Stated goal A: In the forum thread excerpt, on what day did n3ntj fax the information to Panny?

--- START OF Page extract ---

Now that's stellar customer service! We've got a Sammy plasma upstairs in the bedroom, one of their MP3 players, and a couple of their cell phones. When we need to purchase electronics in the future, we'll definitely remember this experience.

And my guess is, so will you!

John


----------



## n3ntj (Dec 18, 2006)

Update - I called Panny back today to see what they can do since I haven't heard from them yet. Even though I faxed my info on Friday, the woman just got the paperwork yesterday and is trying to get in touch with the repairman to get a breakdown of labor and parts. Appears positive in regards to getting Panny to cover the repair, but still keeping my fingers crossed that they will step up and do the right thing. I should hear from her on Friday. Wish me luck.


----------



## Carl Spock (Sep 3, 2004)

Good luck!


----------



## n3ntj (Dec 18, 2006)

--- END OF Page extract ---

Stated goal B: Format the rows below as a numbered list, from the line containing "- Point: [108, 478, 131, 492]" through the line containing "- Point: [129, 587, 152, 601]", inclusive, and omit any blank lines.

--- START OF Records to process ---

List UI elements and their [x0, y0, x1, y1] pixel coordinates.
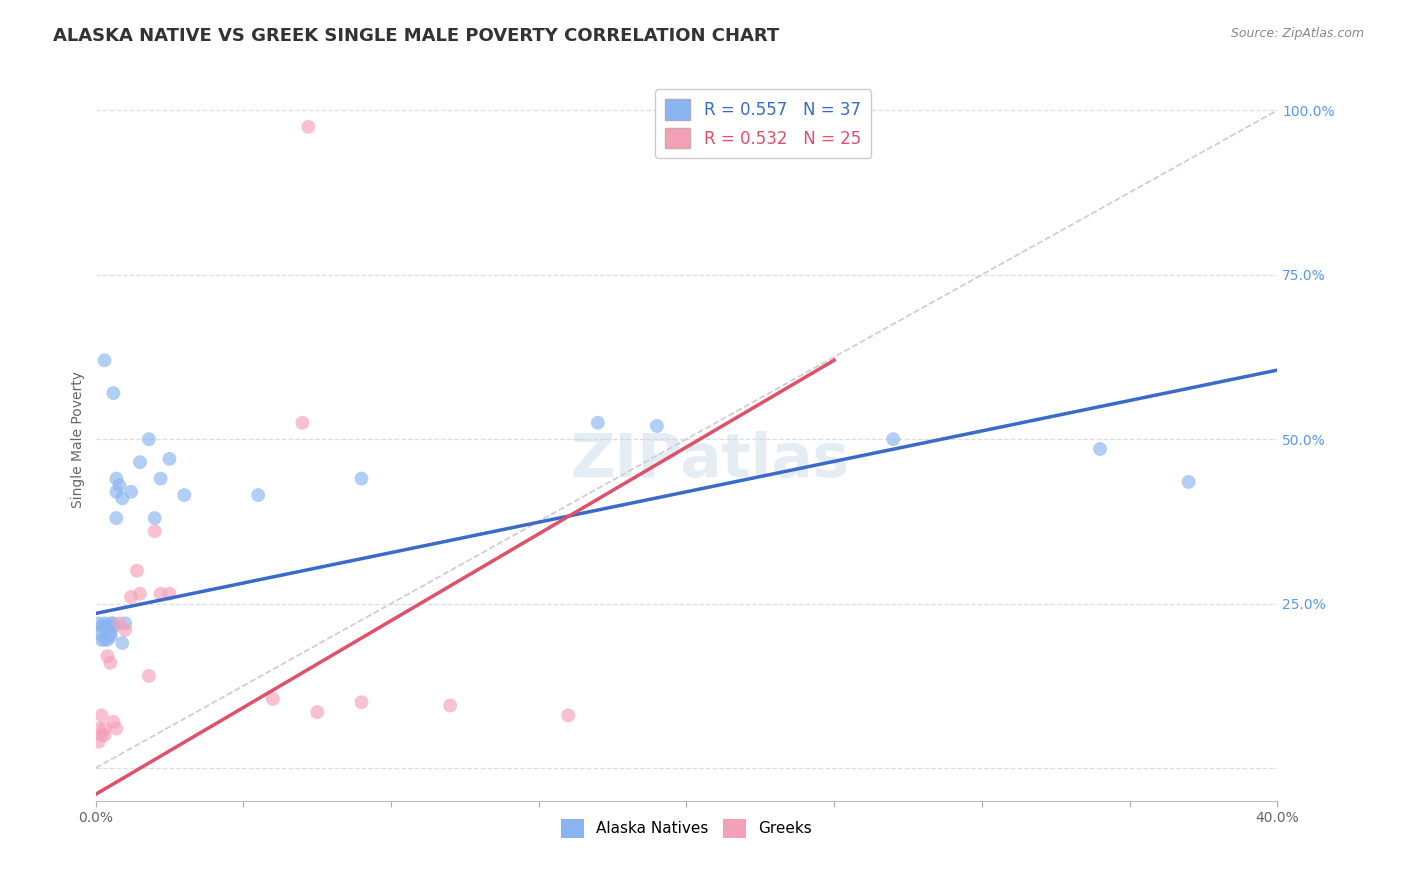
- Point: [108, 478, 131, 492]
- Point: [96, 619, 118, 633]
- Point: [96, 649, 118, 664]
- Point: [103, 616, 125, 631]
- Point: [557, 708, 579, 723]
- Point: [114, 623, 136, 637]
- Point: [93, 616, 115, 631]
- Point: [93, 353, 115, 368]
- Point: [1177, 475, 1199, 489]
- Point: [100, 616, 122, 631]
- Point: [96, 632, 118, 647]
- Point: [87, 722, 110, 736]
- Point: [129, 455, 152, 469]
- Point: [297, 120, 319, 134]
- Point: [143, 511, 166, 525]
- Point: [159, 587, 181, 601]
- Point: [120, 484, 142, 499]
- Point: [129, 587, 152, 601]
- Text: ZIPatlas: ZIPatlas: [571, 432, 849, 491]
- Point: [439, 698, 461, 713]
- Point: [1088, 442, 1111, 456]
- Point: [93, 632, 115, 647]
- Point: [149, 472, 172, 486]
- Y-axis label: Single Male Poverty: Single Male Poverty: [72, 371, 86, 508]
- Point: [247, 488, 270, 502]
- Point: [103, 619, 125, 633]
- Point: [159, 451, 181, 466]
- Point: [90, 708, 112, 723]
- Point: [882, 432, 904, 446]
- Point: [645, 419, 668, 434]
- Point: [262, 692, 284, 706]
- Point: [87, 734, 110, 748]
- Point: [90, 728, 112, 742]
- Point: [307, 705, 329, 719]
- Point: [138, 432, 160, 446]
- Text: Source: ZipAtlas.com: Source: ZipAtlas.com: [1230, 27, 1364, 40]
- Point: [105, 472, 128, 486]
- Point: [105, 484, 128, 499]
- Point: [90, 619, 112, 633]
- Point: [93, 728, 115, 742]
- Point: [350, 472, 373, 486]
- Point: [586, 416, 609, 430]
- Point: [100, 626, 122, 640]
- Point: [350, 695, 373, 709]
- Point: [87, 626, 110, 640]
- Point: [105, 722, 128, 736]
- Point: [111, 491, 134, 506]
- Point: [90, 632, 112, 647]
- Text: ALASKA NATIVE VS GREEK SINGLE MALE POVERTY CORRELATION CHART: ALASKA NATIVE VS GREEK SINGLE MALE POVER…: [53, 27, 780, 45]
- Point: [108, 616, 131, 631]
- Point: [138, 669, 160, 683]
- Point: [93, 619, 115, 633]
- Point: [93, 722, 115, 736]
- Point: [87, 616, 110, 631]
- Point: [111, 636, 134, 650]
- Legend: Alaska Natives, Greeks: Alaska Natives, Greeks: [554, 813, 818, 844]
- Point: [125, 564, 148, 578]
- Point: [120, 590, 142, 604]
- Point: [143, 524, 166, 539]
- Point: [149, 587, 172, 601]
- Point: [114, 616, 136, 631]
- Point: [100, 656, 122, 670]
- Point: [103, 714, 125, 729]
- Point: [100, 630, 122, 644]
- Point: [173, 488, 195, 502]
- Point: [103, 386, 125, 401]
- Point: [105, 511, 128, 525]
- Point: [291, 416, 314, 430]
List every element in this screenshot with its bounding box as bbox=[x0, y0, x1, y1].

--- END OF Records to process ---

Problem solution A: Friday

Problem solution B:
1. - Point: [108, 478, 131, 492]
2. - Point: [96, 619, 118, 633]
3. - Point: [96, 649, 118, 664]
4. - Point: [103, 616, 125, 631]
5. - Point: [557, 708, 579, 723]
6. - Point: [114, 623, 136, 637]
7. - Point: [93, 616, 115, 631]
8. - Point: [93, 353, 115, 368]
9. - Point: [1177, 475, 1199, 489]
10. - Point: [100, 616, 122, 631]
11. - Point: [96, 632, 118, 647]
12. - Point: [87, 722, 110, 736]
13. - Point: [129, 455, 152, 469]
14. - Point: [297, 120, 319, 134]
15. - Point: [143, 511, 166, 525]
16. - Point: [159, 587, 181, 601]
17. - Point: [120, 484, 142, 499]
18. - Point: [129, 587, 152, 601]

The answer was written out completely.